* **Exercise inputs**
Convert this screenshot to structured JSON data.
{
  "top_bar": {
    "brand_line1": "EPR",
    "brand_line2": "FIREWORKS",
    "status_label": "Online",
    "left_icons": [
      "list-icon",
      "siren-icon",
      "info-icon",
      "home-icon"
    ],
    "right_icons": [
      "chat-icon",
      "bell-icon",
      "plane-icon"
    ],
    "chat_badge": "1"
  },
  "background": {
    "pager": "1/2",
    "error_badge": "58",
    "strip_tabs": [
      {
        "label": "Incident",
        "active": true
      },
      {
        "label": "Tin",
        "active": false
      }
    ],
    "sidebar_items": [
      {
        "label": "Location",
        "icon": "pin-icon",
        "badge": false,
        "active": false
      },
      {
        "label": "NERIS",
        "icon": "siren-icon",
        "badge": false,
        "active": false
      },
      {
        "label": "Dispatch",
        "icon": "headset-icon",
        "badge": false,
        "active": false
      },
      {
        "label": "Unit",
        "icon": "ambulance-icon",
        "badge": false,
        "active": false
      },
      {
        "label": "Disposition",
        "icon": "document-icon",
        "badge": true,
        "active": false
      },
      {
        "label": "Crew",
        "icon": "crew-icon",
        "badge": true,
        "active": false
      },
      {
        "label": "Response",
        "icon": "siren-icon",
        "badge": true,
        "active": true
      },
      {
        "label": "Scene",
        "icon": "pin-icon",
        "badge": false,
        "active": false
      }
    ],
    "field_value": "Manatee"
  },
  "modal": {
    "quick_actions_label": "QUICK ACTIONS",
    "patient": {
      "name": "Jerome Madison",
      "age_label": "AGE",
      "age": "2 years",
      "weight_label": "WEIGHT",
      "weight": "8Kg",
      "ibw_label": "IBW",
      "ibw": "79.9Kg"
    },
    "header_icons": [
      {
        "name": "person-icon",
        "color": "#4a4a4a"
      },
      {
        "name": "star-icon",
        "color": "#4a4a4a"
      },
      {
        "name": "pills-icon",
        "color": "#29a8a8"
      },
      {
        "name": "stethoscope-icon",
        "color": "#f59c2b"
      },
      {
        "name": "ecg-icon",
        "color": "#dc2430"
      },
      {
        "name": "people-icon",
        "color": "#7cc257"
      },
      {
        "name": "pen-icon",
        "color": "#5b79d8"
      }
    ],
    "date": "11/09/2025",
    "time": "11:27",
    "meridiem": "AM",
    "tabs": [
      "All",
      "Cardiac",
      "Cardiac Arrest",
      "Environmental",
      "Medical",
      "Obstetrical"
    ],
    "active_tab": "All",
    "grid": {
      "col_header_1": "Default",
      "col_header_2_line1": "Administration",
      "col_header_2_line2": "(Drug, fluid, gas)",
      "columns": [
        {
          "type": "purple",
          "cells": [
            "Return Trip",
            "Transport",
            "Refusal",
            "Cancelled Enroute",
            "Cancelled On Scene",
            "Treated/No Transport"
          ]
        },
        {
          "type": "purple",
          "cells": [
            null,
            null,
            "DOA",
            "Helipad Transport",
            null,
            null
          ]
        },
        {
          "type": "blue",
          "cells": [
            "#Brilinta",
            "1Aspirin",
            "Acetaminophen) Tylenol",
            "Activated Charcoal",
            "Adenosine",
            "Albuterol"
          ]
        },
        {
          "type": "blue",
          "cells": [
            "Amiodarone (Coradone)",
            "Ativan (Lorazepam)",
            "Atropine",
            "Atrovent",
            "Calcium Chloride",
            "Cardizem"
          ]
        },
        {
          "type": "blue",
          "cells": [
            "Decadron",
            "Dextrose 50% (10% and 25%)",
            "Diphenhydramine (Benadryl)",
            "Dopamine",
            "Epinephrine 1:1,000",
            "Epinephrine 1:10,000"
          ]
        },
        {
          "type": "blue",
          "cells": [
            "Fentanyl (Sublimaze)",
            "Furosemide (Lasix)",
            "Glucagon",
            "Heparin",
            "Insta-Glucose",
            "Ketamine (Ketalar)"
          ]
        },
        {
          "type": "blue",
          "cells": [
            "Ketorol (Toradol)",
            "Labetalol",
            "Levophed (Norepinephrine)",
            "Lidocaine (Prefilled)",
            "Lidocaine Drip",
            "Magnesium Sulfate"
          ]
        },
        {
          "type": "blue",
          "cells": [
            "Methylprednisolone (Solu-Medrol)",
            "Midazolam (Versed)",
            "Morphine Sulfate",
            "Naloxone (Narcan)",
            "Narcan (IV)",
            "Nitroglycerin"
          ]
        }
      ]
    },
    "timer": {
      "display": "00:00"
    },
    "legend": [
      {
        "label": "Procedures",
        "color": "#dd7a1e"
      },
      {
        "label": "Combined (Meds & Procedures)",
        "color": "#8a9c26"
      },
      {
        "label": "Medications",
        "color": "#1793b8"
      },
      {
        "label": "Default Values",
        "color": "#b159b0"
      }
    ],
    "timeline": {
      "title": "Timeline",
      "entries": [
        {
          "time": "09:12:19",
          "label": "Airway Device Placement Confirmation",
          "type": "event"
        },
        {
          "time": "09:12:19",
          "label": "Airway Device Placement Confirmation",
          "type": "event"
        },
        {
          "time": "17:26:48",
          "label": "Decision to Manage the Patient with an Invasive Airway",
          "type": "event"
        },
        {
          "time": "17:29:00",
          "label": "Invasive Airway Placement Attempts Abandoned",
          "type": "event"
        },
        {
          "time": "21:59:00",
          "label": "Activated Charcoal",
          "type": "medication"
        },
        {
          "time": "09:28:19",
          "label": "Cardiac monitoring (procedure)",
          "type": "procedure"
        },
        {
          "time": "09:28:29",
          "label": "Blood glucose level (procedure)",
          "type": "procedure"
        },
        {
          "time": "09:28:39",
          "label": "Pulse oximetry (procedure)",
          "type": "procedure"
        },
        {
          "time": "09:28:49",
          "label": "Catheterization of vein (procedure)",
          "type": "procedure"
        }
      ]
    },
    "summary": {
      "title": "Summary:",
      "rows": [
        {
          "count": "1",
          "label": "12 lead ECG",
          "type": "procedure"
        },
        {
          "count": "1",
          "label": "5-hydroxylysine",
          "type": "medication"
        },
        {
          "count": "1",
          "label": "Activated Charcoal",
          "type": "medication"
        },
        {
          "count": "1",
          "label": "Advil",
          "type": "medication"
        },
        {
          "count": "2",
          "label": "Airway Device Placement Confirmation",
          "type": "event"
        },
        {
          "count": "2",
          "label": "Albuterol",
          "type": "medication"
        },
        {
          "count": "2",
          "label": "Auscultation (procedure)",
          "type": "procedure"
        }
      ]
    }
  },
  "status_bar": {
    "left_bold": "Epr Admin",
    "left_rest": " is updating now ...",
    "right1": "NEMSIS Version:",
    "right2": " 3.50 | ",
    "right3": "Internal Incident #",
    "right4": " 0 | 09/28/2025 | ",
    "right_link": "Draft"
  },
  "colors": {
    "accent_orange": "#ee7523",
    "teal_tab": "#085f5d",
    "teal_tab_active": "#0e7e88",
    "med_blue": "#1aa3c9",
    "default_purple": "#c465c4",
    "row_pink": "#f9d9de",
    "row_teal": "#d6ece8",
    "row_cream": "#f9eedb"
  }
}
==
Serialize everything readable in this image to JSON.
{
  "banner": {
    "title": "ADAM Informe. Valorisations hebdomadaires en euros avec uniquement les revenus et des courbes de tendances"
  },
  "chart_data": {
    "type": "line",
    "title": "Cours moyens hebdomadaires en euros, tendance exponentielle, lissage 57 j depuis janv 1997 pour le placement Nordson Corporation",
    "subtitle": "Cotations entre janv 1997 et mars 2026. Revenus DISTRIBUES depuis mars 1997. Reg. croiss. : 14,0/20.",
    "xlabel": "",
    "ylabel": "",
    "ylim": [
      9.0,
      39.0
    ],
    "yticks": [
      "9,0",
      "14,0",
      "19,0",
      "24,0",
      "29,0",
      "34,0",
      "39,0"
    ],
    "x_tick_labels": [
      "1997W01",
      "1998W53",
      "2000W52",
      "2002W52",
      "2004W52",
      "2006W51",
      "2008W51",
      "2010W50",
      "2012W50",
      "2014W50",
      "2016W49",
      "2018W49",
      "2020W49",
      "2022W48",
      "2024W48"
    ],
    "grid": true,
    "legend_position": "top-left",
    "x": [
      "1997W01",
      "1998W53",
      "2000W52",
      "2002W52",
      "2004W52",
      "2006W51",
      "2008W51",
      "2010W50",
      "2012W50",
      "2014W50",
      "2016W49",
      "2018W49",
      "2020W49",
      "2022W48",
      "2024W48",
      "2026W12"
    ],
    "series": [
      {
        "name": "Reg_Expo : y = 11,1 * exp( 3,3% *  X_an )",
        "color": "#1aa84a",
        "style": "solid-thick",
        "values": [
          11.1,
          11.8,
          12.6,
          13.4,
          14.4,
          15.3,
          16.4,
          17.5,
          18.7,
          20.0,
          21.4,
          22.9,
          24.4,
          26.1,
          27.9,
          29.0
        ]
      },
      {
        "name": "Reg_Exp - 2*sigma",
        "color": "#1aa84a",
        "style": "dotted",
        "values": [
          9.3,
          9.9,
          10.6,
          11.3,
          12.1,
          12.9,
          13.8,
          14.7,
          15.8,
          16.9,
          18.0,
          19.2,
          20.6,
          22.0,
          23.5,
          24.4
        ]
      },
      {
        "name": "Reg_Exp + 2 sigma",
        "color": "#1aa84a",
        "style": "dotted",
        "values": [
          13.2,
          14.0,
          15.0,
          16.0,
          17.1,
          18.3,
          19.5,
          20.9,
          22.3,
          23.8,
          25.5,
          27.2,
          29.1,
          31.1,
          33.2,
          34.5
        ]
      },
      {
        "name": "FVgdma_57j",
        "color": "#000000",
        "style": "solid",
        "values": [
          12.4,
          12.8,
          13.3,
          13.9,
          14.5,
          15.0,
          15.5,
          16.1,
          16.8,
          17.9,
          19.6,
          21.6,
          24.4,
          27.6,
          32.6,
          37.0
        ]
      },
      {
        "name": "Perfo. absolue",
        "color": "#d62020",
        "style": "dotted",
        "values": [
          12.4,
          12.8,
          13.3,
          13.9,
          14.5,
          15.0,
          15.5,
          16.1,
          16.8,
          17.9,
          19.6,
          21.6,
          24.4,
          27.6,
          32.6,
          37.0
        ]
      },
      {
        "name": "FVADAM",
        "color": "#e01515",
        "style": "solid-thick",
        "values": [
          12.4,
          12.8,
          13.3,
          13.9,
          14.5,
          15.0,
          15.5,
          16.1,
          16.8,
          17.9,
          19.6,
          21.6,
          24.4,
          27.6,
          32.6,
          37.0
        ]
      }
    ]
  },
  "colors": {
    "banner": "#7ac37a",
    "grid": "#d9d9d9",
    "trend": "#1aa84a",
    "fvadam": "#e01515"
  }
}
--
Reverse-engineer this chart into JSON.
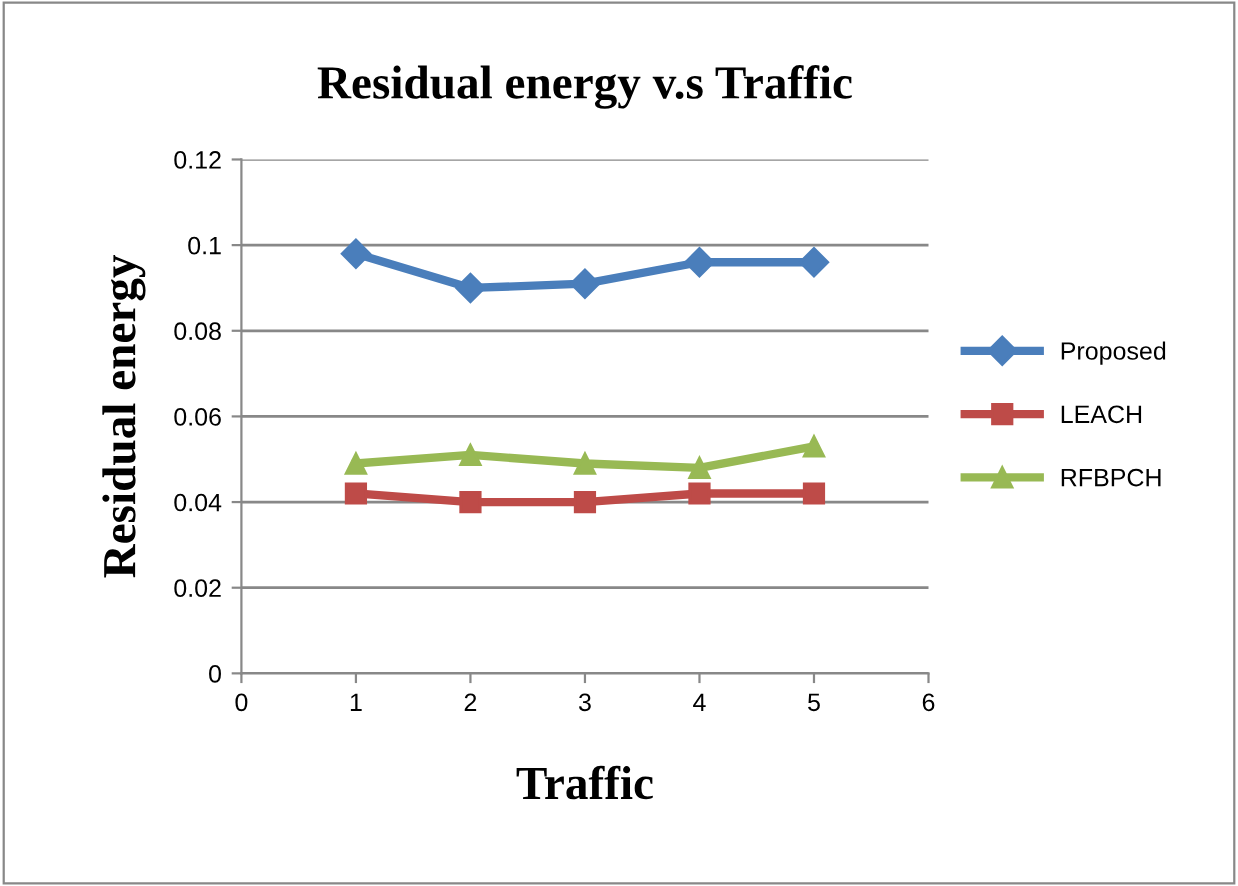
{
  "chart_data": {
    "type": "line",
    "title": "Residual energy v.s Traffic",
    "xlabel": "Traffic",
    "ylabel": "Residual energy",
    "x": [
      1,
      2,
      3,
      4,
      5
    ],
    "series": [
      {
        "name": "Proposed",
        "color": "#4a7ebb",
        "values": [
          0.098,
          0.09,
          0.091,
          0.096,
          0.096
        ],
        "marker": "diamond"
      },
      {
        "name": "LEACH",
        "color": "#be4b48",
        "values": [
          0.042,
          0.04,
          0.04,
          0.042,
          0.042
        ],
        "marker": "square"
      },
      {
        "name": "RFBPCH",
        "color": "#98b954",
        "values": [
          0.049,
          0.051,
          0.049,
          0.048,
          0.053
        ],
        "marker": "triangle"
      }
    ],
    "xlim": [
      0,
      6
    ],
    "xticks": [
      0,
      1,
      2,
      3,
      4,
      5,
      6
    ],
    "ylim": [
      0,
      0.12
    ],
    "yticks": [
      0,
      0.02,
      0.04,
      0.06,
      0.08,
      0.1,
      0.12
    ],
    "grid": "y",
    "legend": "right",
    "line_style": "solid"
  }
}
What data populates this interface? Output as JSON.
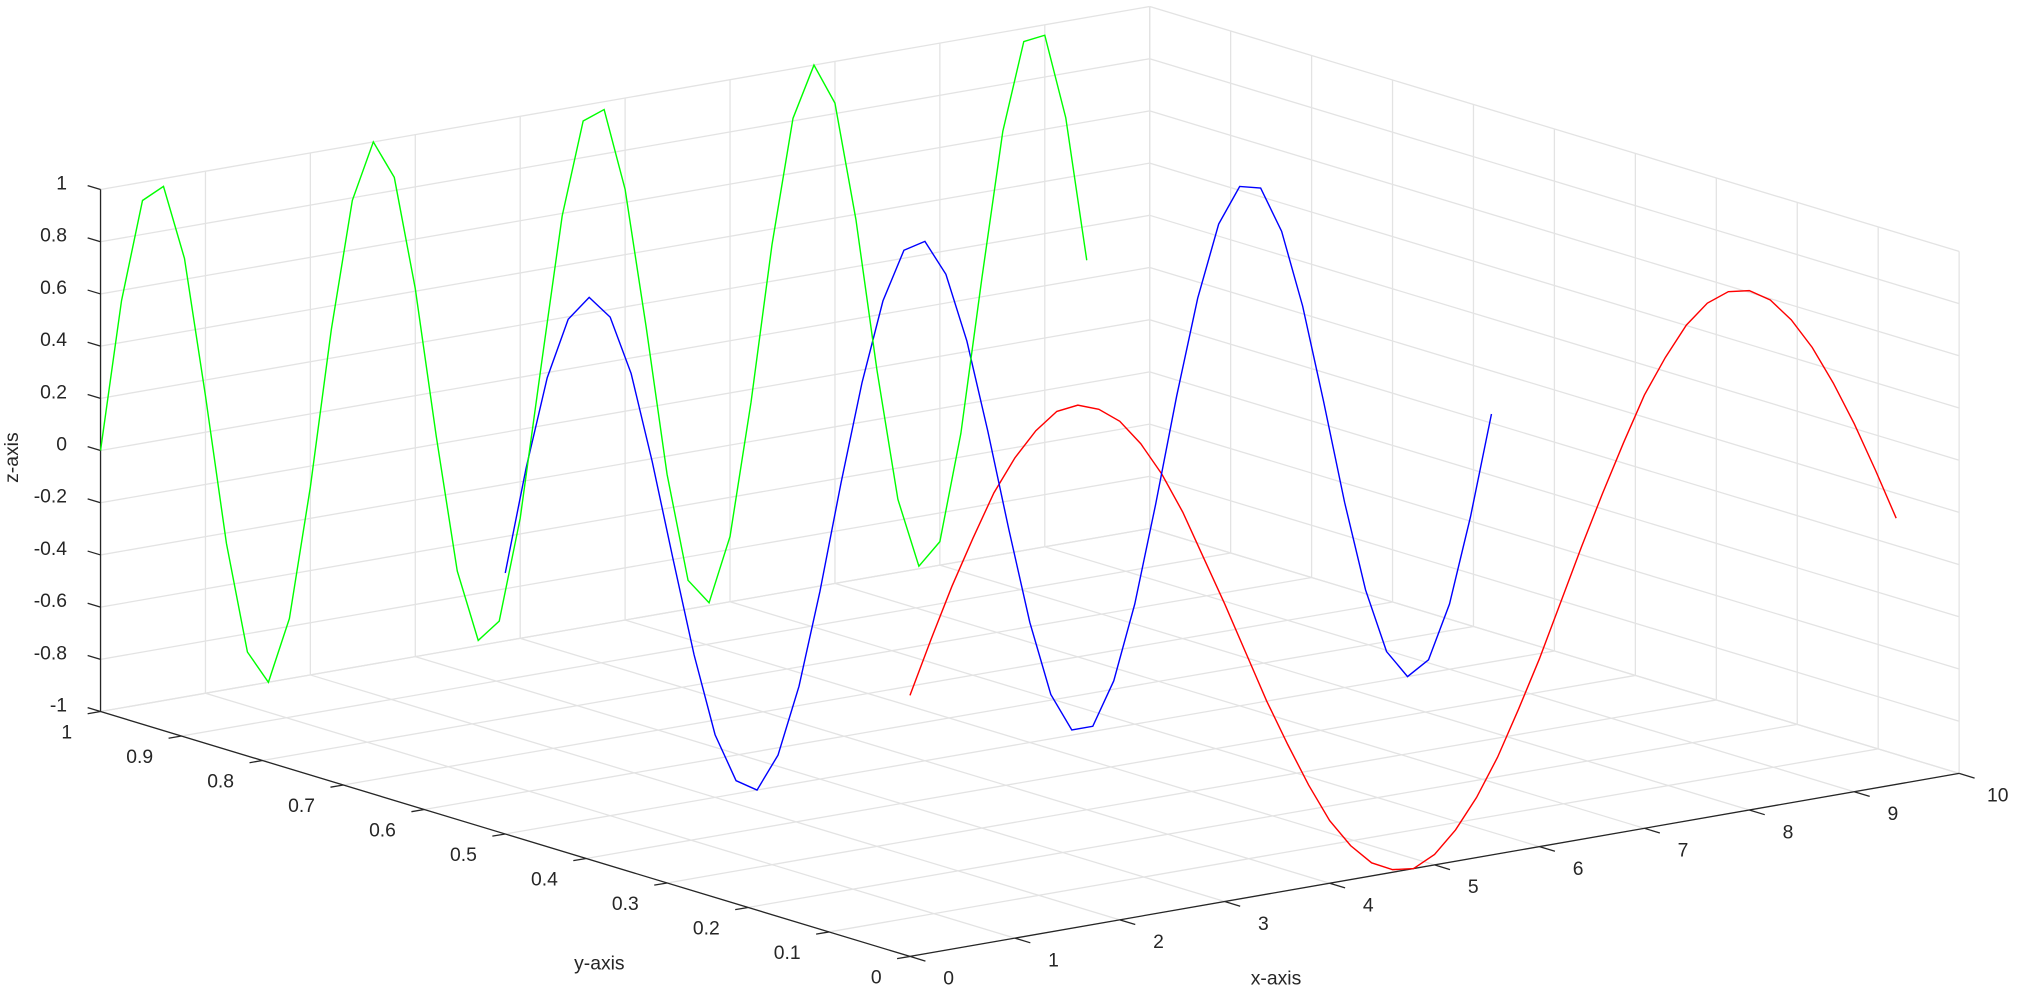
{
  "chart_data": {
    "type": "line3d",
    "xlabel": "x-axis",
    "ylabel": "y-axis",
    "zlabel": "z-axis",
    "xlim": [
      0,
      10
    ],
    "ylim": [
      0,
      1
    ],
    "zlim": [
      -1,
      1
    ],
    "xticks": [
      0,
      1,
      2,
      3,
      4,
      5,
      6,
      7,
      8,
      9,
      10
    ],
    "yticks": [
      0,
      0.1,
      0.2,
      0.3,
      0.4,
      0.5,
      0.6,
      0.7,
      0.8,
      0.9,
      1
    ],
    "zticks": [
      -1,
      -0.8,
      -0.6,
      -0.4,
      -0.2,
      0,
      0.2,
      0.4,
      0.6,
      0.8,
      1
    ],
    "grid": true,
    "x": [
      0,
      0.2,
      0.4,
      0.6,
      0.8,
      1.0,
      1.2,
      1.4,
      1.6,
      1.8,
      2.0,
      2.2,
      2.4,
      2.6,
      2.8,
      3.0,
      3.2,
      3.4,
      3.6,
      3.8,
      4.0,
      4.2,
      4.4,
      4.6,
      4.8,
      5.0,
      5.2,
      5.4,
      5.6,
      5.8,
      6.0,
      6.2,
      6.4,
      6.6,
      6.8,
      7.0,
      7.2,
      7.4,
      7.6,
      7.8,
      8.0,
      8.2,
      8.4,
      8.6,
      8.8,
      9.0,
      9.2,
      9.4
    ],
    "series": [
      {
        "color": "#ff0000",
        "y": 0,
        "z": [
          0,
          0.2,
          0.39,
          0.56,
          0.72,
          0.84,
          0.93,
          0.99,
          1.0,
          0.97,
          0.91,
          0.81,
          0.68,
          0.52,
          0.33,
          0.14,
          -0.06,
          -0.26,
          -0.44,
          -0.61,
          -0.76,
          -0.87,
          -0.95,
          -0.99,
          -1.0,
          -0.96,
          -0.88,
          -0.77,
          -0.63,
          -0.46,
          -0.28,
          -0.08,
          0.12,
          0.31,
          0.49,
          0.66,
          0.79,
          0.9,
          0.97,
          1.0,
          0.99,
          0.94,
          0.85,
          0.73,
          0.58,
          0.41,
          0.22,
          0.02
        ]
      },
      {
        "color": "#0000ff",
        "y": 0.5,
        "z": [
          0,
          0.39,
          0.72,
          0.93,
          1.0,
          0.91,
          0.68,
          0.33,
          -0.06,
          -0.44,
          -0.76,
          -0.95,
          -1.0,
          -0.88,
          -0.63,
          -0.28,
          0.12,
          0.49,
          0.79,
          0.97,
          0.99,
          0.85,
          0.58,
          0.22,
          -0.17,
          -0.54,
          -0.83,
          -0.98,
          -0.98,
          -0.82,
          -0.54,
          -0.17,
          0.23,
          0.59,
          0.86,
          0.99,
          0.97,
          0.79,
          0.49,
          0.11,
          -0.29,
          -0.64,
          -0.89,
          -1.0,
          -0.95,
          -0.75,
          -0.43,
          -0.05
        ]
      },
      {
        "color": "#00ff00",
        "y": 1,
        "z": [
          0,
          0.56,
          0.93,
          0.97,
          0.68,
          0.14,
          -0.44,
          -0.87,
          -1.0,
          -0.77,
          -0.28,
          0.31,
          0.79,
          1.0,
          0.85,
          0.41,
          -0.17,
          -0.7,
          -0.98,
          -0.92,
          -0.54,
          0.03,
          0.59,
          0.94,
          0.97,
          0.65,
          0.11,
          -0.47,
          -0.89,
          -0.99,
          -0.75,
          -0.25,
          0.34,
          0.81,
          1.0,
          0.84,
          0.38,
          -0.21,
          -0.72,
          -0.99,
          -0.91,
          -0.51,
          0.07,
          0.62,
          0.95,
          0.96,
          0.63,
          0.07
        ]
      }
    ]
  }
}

* **Task description**
Return only those lines of the records that contain the string "Sulfate".

* **Answer**
            "Magnesium Sulfate"
            "Morphine Sulfate",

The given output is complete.